** TASK DETAILS **
Present the following data again exactly as it is shown.

** MATERIAL PROVIDED **
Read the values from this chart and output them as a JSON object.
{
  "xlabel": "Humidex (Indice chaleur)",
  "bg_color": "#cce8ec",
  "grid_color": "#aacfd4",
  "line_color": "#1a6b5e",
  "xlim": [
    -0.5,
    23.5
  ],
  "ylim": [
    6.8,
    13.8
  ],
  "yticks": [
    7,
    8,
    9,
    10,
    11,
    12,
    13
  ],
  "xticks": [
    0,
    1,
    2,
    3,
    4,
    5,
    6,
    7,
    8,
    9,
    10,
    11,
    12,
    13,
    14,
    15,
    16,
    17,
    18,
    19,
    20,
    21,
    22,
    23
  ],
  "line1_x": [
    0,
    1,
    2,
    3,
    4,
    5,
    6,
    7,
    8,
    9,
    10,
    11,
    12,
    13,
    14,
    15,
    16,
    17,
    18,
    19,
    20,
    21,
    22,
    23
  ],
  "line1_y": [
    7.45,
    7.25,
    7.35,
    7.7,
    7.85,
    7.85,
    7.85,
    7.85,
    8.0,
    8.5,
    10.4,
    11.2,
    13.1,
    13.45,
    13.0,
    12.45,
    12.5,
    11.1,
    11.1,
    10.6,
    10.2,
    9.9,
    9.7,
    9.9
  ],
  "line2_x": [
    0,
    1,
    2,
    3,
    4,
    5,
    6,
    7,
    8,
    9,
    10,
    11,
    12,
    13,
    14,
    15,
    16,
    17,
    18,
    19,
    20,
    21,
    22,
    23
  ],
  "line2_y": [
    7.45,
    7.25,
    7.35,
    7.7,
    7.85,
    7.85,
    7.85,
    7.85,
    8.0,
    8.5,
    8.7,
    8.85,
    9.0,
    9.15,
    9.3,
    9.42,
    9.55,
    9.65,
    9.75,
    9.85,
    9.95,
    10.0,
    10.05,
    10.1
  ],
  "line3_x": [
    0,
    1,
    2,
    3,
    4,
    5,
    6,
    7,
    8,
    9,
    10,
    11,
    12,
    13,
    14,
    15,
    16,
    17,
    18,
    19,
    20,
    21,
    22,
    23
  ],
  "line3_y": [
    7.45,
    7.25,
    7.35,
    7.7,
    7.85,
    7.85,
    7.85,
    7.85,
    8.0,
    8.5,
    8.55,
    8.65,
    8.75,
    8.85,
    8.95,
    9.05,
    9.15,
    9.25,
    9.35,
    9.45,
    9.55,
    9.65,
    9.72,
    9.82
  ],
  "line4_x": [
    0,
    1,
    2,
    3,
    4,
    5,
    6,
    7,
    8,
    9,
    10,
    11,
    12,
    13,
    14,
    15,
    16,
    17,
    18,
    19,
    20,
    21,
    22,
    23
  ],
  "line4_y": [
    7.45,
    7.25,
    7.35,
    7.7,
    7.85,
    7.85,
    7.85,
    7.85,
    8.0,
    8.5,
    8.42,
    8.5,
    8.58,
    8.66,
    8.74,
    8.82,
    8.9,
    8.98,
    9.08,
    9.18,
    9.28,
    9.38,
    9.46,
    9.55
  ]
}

** THE COMPLETED TASK **
Read the values from this chart and output them as a JSON object.
{
  "xlabel": "Humidex (Indice chaleur)",
  "bg_color": "#cce8ec",
  "grid_color": "#aacfd4",
  "line_color": "#1a6b5e",
  "xlim": [
    -0.5,
    23.5
  ],
  "ylim": [
    6.8,
    13.8
  ],
  "yticks": [
    7,
    8,
    9,
    10,
    11,
    12,
    13
  ],
  "xticks": [
    0,
    1,
    2,
    3,
    4,
    5,
    6,
    7,
    8,
    9,
    10,
    11,
    12,
    13,
    14,
    15,
    16,
    17,
    18,
    19,
    20,
    21,
    22,
    23
  ],
  "line1_x": [
    0,
    1,
    2,
    3,
    4,
    5,
    6,
    7,
    8,
    9,
    10,
    11,
    12,
    13,
    14,
    15,
    16,
    17,
    18,
    19,
    20,
    21,
    22,
    23
  ],
  "line1_y": [
    7.45,
    7.25,
    7.35,
    7.7,
    7.85,
    7.85,
    7.85,
    7.85,
    8.0,
    8.5,
    10.4,
    11.2,
    13.1,
    13.45,
    13.0,
    12.45,
    12.5,
    11.1,
    11.1,
    10.6,
    10.2,
    9.9,
    9.7,
    9.9
  ],
  "line2_x": [
    0,
    1,
    2,
    3,
    4,
    5,
    6,
    7,
    8,
    9,
    10,
    11,
    12,
    13,
    14,
    15,
    16,
    17,
    18,
    19,
    20,
    21,
    22,
    23
  ],
  "line2_y": [
    7.45,
    7.25,
    7.35,
    7.7,
    7.85,
    7.85,
    7.85,
    7.85,
    8.0,
    8.5,
    8.7,
    8.85,
    9.0,
    9.15,
    9.3,
    9.42,
    9.55,
    9.65,
    9.75,
    9.85,
    9.95,
    10.0,
    10.05,
    10.1
  ],
  "line3_x": [
    0,
    1,
    2,
    3,
    4,
    5,
    6,
    7,
    8,
    9,
    10,
    11,
    12,
    13,
    14,
    15,
    16,
    17,
    18,
    19,
    20,
    21,
    22,
    23
  ],
  "line3_y": [
    7.45,
    7.25,
    7.35,
    7.7,
    7.85,
    7.85,
    7.85,
    7.85,
    8.0,
    8.5,
    8.55,
    8.65,
    8.75,
    8.85,
    8.95,
    9.05,
    9.15,
    9.25,
    9.35,
    9.45,
    9.55,
    9.65,
    9.72,
    9.82
  ],
  "line4_x": [
    0,
    1,
    2,
    3,
    4,
    5,
    6,
    7,
    8,
    9,
    10,
    11,
    12,
    13,
    14,
    15,
    16,
    17,
    18,
    19,
    20,
    21,
    22,
    23
  ],
  "line4_y": [
    7.45,
    7.25,
    7.35,
    7.7,
    7.85,
    7.85,
    7.85,
    7.85,
    8.0,
    8.5,
    8.42,
    8.5,
    8.58,
    8.66,
    8.74,
    8.82,
    8.9,
    8.98,
    9.08,
    9.18,
    9.28,
    9.38,
    9.46,
    9.55
  ]
}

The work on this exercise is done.